◆ WORK TO COMPLETE:
Output each line of the material exactly as it stands.

Stored records
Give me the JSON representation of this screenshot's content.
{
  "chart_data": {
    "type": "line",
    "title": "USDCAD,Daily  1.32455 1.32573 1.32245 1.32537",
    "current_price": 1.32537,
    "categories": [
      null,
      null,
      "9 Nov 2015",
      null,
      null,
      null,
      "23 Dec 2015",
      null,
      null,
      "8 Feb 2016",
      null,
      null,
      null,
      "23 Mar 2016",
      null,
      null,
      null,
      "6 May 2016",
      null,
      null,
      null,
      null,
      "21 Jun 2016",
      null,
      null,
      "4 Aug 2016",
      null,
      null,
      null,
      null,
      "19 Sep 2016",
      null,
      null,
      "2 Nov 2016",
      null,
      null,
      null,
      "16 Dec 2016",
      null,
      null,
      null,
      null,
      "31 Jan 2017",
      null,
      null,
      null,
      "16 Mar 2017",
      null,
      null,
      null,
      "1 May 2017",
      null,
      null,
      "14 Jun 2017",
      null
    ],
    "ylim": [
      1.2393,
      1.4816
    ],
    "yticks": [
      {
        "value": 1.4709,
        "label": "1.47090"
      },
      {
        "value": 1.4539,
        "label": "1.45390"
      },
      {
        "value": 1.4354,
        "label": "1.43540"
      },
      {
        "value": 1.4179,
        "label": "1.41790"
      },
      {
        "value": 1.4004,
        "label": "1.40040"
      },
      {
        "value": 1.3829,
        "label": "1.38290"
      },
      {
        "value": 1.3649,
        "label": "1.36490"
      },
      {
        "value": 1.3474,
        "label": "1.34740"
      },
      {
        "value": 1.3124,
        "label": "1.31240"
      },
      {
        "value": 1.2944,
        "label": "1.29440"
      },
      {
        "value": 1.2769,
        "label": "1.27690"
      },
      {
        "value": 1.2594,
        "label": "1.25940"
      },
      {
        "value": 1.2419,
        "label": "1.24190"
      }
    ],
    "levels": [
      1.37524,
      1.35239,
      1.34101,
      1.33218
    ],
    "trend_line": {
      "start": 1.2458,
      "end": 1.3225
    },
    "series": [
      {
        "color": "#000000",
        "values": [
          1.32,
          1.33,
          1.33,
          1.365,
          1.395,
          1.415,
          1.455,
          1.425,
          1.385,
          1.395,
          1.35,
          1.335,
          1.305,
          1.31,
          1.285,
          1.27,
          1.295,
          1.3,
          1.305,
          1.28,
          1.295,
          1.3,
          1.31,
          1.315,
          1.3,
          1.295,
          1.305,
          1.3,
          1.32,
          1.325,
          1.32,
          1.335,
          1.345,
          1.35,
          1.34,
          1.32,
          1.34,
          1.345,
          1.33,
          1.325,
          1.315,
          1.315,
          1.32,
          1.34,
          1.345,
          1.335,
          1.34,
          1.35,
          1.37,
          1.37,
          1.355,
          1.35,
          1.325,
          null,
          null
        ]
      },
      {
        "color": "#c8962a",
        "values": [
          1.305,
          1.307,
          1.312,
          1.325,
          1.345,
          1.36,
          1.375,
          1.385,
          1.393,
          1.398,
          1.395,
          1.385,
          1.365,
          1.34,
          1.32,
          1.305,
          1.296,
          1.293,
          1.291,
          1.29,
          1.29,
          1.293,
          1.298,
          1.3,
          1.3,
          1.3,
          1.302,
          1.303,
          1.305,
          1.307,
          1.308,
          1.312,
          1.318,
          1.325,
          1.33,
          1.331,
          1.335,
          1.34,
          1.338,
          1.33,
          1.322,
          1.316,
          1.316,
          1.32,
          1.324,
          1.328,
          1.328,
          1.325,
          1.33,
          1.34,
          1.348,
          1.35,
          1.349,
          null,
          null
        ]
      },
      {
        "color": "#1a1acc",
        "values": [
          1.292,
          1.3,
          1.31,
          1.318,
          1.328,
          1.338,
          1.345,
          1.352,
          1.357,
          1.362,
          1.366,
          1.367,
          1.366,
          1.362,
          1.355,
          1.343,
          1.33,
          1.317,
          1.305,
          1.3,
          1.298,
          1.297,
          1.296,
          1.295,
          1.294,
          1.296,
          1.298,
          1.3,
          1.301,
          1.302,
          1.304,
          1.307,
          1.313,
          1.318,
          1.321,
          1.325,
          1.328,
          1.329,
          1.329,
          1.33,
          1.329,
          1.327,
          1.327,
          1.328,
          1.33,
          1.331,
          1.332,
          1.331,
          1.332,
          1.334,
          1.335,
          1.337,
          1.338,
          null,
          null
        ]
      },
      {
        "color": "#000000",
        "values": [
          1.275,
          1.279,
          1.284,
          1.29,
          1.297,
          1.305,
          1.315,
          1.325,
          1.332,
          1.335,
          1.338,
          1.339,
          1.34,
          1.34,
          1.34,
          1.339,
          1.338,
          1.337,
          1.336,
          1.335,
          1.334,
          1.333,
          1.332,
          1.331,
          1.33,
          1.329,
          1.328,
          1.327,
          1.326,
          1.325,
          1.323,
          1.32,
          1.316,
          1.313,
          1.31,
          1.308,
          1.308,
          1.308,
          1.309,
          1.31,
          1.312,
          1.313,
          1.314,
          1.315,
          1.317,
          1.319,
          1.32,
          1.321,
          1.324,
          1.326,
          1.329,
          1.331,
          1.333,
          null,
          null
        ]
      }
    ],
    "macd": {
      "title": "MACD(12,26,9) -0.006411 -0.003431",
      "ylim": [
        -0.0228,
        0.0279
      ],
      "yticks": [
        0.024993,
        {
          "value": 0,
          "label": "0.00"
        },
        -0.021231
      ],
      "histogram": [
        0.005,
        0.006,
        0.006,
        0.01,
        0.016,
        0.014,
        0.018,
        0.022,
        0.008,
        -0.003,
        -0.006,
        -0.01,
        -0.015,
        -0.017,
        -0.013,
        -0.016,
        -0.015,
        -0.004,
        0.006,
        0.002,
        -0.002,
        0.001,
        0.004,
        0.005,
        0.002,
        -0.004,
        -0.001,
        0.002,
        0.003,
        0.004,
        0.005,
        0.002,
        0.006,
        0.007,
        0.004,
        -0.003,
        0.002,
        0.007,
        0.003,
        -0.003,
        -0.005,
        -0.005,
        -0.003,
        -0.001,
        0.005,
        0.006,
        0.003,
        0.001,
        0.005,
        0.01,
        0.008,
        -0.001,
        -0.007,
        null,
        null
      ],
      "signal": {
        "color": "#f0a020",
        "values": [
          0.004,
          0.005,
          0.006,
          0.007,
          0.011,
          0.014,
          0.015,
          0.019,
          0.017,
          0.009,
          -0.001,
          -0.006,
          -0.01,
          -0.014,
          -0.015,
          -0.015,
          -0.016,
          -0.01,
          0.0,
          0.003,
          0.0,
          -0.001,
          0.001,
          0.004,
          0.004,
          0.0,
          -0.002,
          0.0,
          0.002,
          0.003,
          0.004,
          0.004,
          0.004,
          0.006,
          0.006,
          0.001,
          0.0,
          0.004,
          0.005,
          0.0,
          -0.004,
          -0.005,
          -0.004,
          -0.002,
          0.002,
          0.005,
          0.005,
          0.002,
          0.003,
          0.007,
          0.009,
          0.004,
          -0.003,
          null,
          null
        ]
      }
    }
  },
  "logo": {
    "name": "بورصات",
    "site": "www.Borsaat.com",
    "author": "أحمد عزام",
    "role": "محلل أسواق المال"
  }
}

◆ WRITTEN REPLY:
Give me the JSON representation of this screenshot's content.
{
  "chart_data": {
    "type": "line",
    "title": "USDCAD,Daily  1.32455 1.32573 1.32245 1.32537",
    "current_price": 1.32537,
    "categories": [
      null,
      null,
      "9 Nov 2015",
      null,
      null,
      null,
      "23 Dec 2015",
      null,
      null,
      "8 Feb 2016",
      null,
      null,
      null,
      "23 Mar 2016",
      null,
      null,
      null,
      "6 May 2016",
      null,
      null,
      null,
      null,
      "21 Jun 2016",
      null,
      null,
      "4 Aug 2016",
      null,
      null,
      null,
      null,
      "19 Sep 2016",
      null,
      null,
      "2 Nov 2016",
      null,
      null,
      null,
      "16 Dec 2016",
      null,
      null,
      null,
      null,
      "31 Jan 2017",
      null,
      null,
      null,
      "16 Mar 2017",
      null,
      null,
      null,
      "1 May 2017",
      null,
      null,
      "14 Jun 2017",
      null
    ],
    "ylim": [
      1.2393,
      1.4816
    ],
    "yticks": [
      {
        "value": 1.4709,
        "label": "1.47090"
      },
      {
        "value": 1.4539,
        "label": "1.45390"
      },
      {
        "value": 1.4354,
        "label": "1.43540"
      },
      {
        "value": 1.4179,
        "label": "1.41790"
      },
      {
        "value": 1.4004,
        "label": "1.40040"
      },
      {
        "value": 1.3829,
        "label": "1.38290"
      },
      {
        "value": 1.3649,
        "label": "1.36490"
      },
      {
        "value": 1.3474,
        "label": "1.34740"
      },
      {
        "value": 1.3124,
        "label": "1.31240"
      },
      {
        "value": 1.2944,
        "label": "1.29440"
      },
      {
        "value": 1.2769,
        "label": "1.27690"
      },
      {
        "value": 1.2594,
        "label": "1.25940"
      },
      {
        "value": 1.2419,
        "label": "1.24190"
      }
    ],
    "levels": [
      1.37524,
      1.35239,
      1.34101,
      1.33218
    ],
    "trend_line": {
      "start": 1.2458,
      "end": 1.3225
    },
    "series": [
      {
        "color": "#000000",
        "values": [
          1.32,
          1.33,
          1.33,
          1.365,
          1.395,
          1.415,
          1.455,
          1.425,
          1.385,
          1.395,
          1.35,
          1.335,
          1.305,
          1.31,
          1.285,
          1.27,
          1.295,
          1.3,
          1.305,
          1.28,
          1.295,
          1.3,
          1.31,
          1.315,
          1.3,
          1.295,
          1.305,
          1.3,
          1.32,
          1.325,
          1.32,
          1.335,
          1.345,
          1.35,
          1.34,
          1.32,
          1.34,
          1.345,
          1.33,
          1.325,
          1.315,
          1.315,
          1.32,
          1.34,
          1.345,
          1.335,
          1.34,
          1.35,
          1.37,
          1.37,
          1.355,
          1.35,
          1.325,
          null,
          null
        ]
      },
      {
        "color": "#c8962a",
        "values": [
          1.305,
          1.307,
          1.312,
          1.325,
          1.345,
          1.36,
          1.375,
          1.385,
          1.393,
          1.398,
          1.395,
          1.385,
          1.365,
          1.34,
          1.32,
          1.305,
          1.296,
          1.293,
          1.291,
          1.29,
          1.29,
          1.293,
          1.298,
          1.3,
          1.3,
          1.3,
          1.302,
          1.303,
          1.305,
          1.307,
          1.308,
          1.312,
          1.318,
          1.325,
          1.33,
          1.331,
          1.335,
          1.34,
          1.338,
          1.33,
          1.322,
          1.316,
          1.316,
          1.32,
          1.324,
          1.328,
          1.328,
          1.325,
          1.33,
          1.34,
          1.348,
          1.35,
          1.349,
          null,
          null
        ]
      },
      {
        "color": "#1a1acc",
        "values": [
          1.292,
          1.3,
          1.31,
          1.318,
          1.328,
          1.338,
          1.345,
          1.352,
          1.357,
          1.362,
          1.366,
          1.367,
          1.366,
          1.362,
          1.355,
          1.343,
          1.33,
          1.317,
          1.305,
          1.3,
          1.298,
          1.297,
          1.296,
          1.295,
          1.294,
          1.296,
          1.298,
          1.3,
          1.301,
          1.302,
          1.304,
          1.307,
          1.313,
          1.318,
          1.321,
          1.325,
          1.328,
          1.329,
          1.329,
          1.33,
          1.329,
          1.327,
          1.327,
          1.328,
          1.33,
          1.331,
          1.332,
          1.331,
          1.332,
          1.334,
          1.335,
          1.337,
          1.338,
          null,
          null
        ]
      },
      {
        "color": "#000000",
        "values": [
          1.275,
          1.279,
          1.284,
          1.29,
          1.297,
          1.305,
          1.315,
          1.325,
          1.332,
          1.335,
          1.338,
          1.339,
          1.34,
          1.34,
          1.34,
          1.339,
          1.338,
          1.337,
          1.336,
          1.335,
          1.334,
          1.333,
          1.332,
          1.331,
          1.33,
          1.329,
          1.328,
          1.327,
          1.326,
          1.325,
          1.323,
          1.32,
          1.316,
          1.313,
          1.31,
          1.308,
          1.308,
          1.308,
          1.309,
          1.31,
          1.312,
          1.313,
          1.314,
          1.315,
          1.317,
          1.319,
          1.32,
          1.321,
          1.324,
          1.326,
          1.329,
          1.331,
          1.333,
          null,
          null
        ]
      }
    ],
    "macd": {
      "title": "MACD(12,26,9) -0.006411 -0.003431",
      "ylim": [
        -0.0228,
        0.0279
      ],
      "yticks": [
        0.024993,
        {
          "value": 0,
          "label": "0.00"
        },
        -0.021231
      ],
      "histogram": [
        0.005,
        0.006,
        0.006,
        0.01,
        0.016,
        0.014,
        0.018,
        0.022,
        0.008,
        -0.003,
        -0.006,
        -0.01,
        -0.015,
        -0.017,
        -0.013,
        -0.016,
        -0.015,
        -0.004,
        0.006,
        0.002,
        -0.002,
        0.001,
        0.004,
        0.005,
        0.002,
        -0.004,
        -0.001,
        0.002,
        0.003,
        0.004,
        0.005,
        0.002,
        0.006,
        0.007,
        0.004,
        -0.003,
        0.002,
        0.007,
        0.003,
        -0.003,
        -0.005,
        -0.005,
        -0.003,
        -0.001,
        0.005,
        0.006,
        0.003,
        0.001,
        0.005,
        0.01,
        0.008,
        -0.001,
        -0.007,
        null,
        null
      ],
      "signal": {
        "color": "#f0a020",
        "values": [
          0.004,
          0.005,
          0.006,
          0.007,
          0.011,
          0.014,
          0.015,
          0.019,
          0.017,
          0.009,
          -0.001,
          -0.006,
          -0.01,
          -0.014,
          -0.015,
          -0.015,
          -0.016,
          -0.01,
          0.0,
          0.003,
          0.0,
          -0.001,
          0.001,
          0.004,
          0.004,
          0.0,
          -0.002,
          0.0,
          0.002,
          0.003,
          0.004,
          0.004,
          0.004,
          0.006,
          0.006,
          0.001,
          0.0,
          0.004,
          0.005,
          0.0,
          -0.004,
          -0.005,
          -0.004,
          -0.002,
          0.002,
          0.005,
          0.005,
          0.002,
          0.003,
          0.007,
          0.009,
          0.004,
          -0.003,
          null,
          null
        ]
      }
    }
  },
  "logo": {
    "name": "بورصات",
    "site": "www.Borsaat.com",
    "author": "أحمد عزام",
    "role": "محلل أسواق المال"
  }
}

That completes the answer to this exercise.